Read through the records below and copy each line that uses the word "它的平方不是有理数".

[BEGIN]

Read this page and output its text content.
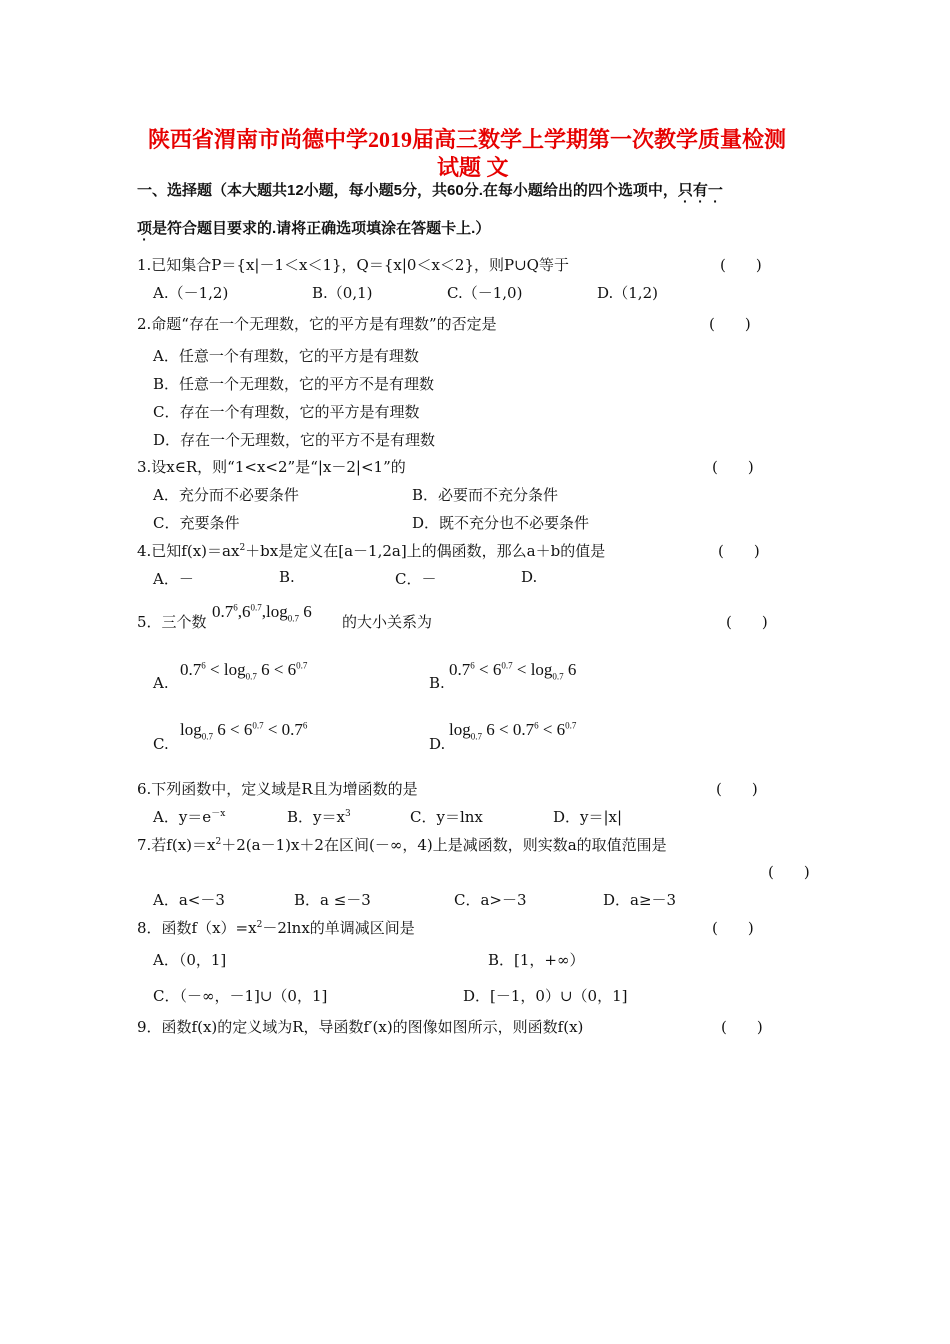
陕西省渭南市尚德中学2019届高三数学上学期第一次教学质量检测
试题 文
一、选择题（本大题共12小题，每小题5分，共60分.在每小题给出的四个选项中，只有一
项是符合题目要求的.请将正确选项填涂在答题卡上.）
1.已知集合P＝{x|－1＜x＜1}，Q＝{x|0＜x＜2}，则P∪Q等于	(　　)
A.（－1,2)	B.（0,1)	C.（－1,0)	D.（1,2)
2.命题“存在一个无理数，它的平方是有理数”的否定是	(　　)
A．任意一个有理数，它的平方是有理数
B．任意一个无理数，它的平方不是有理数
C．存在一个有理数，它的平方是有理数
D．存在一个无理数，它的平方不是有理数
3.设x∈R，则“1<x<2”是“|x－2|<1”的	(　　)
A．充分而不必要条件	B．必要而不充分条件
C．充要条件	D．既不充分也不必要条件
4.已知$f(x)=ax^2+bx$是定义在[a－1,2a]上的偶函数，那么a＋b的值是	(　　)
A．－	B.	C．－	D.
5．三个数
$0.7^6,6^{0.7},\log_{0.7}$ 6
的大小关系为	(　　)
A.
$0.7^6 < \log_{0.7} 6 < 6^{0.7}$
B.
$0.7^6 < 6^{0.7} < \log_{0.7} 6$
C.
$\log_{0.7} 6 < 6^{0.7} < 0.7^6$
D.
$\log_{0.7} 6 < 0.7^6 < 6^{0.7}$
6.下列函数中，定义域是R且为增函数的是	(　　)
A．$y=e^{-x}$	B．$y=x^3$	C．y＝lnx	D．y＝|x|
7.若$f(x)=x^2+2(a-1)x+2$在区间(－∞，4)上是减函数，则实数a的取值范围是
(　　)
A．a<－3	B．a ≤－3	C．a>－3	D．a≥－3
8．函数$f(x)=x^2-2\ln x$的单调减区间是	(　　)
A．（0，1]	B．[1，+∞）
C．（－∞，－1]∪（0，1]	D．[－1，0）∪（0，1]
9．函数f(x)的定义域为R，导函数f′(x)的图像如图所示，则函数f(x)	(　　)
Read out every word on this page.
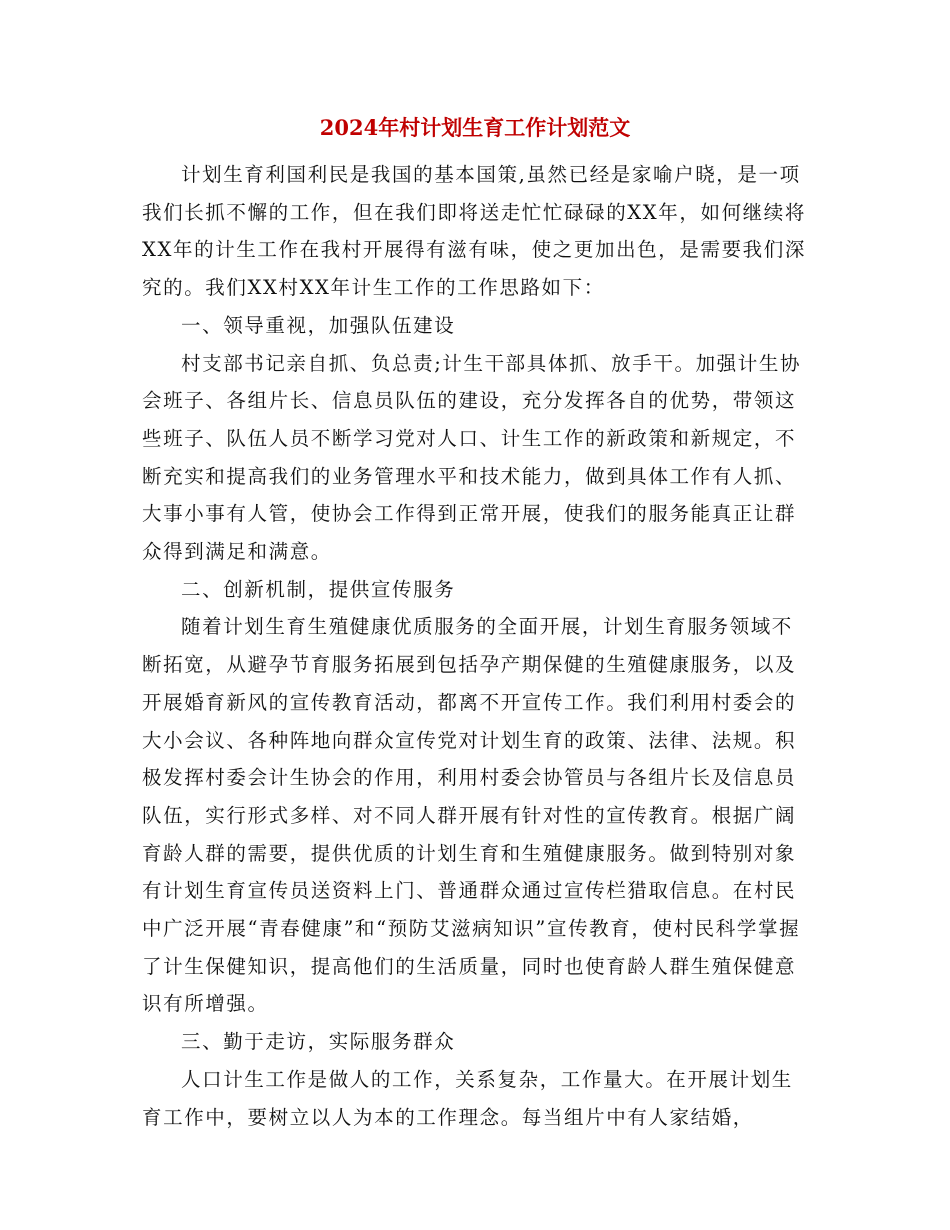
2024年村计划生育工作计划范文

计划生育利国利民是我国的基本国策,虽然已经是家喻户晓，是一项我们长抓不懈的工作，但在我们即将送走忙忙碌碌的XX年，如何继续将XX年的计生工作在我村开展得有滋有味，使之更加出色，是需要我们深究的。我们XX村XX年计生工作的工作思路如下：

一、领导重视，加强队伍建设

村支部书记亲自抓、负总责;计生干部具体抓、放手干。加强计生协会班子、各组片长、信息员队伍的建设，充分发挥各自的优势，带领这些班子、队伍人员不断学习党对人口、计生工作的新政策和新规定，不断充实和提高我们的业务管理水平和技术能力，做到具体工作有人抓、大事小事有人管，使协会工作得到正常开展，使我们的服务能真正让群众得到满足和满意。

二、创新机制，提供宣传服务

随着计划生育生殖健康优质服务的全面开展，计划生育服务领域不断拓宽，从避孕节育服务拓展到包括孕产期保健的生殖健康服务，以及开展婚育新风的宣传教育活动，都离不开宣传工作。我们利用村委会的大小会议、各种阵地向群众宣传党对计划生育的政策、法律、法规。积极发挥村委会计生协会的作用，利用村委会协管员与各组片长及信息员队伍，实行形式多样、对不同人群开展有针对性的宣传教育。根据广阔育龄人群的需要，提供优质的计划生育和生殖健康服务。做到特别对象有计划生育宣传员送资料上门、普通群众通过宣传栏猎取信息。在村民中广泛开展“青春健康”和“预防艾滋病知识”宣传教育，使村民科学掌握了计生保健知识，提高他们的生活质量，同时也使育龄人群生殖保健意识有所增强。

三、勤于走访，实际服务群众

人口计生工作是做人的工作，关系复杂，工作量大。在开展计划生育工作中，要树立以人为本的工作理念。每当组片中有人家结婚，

[END]

§ **ANSWER TO THE PROBLEM**
B．任意一个无理数，它的平方不是有理数
D．存在一个无理数，它的平方不是有理数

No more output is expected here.